Problem: Output only the count of lines that contain "более".

Listing:
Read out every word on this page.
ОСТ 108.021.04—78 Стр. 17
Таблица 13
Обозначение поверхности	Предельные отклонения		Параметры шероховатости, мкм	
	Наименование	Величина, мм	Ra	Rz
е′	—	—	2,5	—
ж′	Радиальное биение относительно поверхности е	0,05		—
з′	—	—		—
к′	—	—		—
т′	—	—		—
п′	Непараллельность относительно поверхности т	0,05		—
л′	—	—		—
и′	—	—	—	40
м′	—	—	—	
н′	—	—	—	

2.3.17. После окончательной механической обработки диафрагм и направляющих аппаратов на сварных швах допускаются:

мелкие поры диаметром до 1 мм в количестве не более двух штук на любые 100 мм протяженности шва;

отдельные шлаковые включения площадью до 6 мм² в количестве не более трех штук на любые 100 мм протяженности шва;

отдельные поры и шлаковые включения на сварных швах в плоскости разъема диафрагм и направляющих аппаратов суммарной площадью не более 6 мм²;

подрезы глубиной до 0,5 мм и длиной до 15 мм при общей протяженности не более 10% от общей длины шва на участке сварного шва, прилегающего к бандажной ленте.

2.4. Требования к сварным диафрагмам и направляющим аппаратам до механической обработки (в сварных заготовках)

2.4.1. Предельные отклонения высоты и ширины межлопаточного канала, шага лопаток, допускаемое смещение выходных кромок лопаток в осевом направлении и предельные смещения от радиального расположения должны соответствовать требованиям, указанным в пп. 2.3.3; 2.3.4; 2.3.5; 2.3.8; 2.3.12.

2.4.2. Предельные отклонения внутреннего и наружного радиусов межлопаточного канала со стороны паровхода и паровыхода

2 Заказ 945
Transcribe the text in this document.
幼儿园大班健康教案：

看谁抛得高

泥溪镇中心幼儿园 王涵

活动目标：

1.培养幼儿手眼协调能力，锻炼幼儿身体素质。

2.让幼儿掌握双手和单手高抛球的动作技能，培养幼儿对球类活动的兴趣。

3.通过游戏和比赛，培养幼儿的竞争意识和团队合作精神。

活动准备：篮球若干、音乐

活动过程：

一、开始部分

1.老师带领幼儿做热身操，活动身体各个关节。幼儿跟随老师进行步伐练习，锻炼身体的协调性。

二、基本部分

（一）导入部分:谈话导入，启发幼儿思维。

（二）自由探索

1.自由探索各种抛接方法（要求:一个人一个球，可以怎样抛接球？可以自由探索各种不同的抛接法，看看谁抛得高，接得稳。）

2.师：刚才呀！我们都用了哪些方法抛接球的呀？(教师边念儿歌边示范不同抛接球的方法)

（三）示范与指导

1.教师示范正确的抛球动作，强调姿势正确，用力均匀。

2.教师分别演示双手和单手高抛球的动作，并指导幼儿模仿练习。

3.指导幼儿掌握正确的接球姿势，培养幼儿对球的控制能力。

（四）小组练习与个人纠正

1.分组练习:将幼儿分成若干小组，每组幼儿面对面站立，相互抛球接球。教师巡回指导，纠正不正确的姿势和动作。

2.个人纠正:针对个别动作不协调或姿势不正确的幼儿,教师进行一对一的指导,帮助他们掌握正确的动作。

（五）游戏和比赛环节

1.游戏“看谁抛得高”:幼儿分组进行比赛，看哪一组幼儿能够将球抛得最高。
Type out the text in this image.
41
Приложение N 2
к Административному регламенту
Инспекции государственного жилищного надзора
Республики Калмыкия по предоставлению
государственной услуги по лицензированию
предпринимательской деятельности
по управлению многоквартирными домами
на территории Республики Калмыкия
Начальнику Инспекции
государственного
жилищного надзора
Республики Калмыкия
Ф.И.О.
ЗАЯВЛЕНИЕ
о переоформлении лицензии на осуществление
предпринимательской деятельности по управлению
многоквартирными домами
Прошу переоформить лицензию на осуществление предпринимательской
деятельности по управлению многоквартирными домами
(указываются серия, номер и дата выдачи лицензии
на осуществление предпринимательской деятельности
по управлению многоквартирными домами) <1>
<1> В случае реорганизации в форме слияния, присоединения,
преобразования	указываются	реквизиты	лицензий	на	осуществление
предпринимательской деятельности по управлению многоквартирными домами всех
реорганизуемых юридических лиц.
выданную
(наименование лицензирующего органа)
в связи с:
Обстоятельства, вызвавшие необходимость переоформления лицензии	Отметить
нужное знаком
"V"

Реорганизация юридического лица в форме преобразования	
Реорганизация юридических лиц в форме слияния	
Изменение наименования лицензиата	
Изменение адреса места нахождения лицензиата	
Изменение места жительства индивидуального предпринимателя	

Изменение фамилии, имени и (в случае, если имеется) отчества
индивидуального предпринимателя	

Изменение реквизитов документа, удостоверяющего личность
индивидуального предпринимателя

Exercise response: 4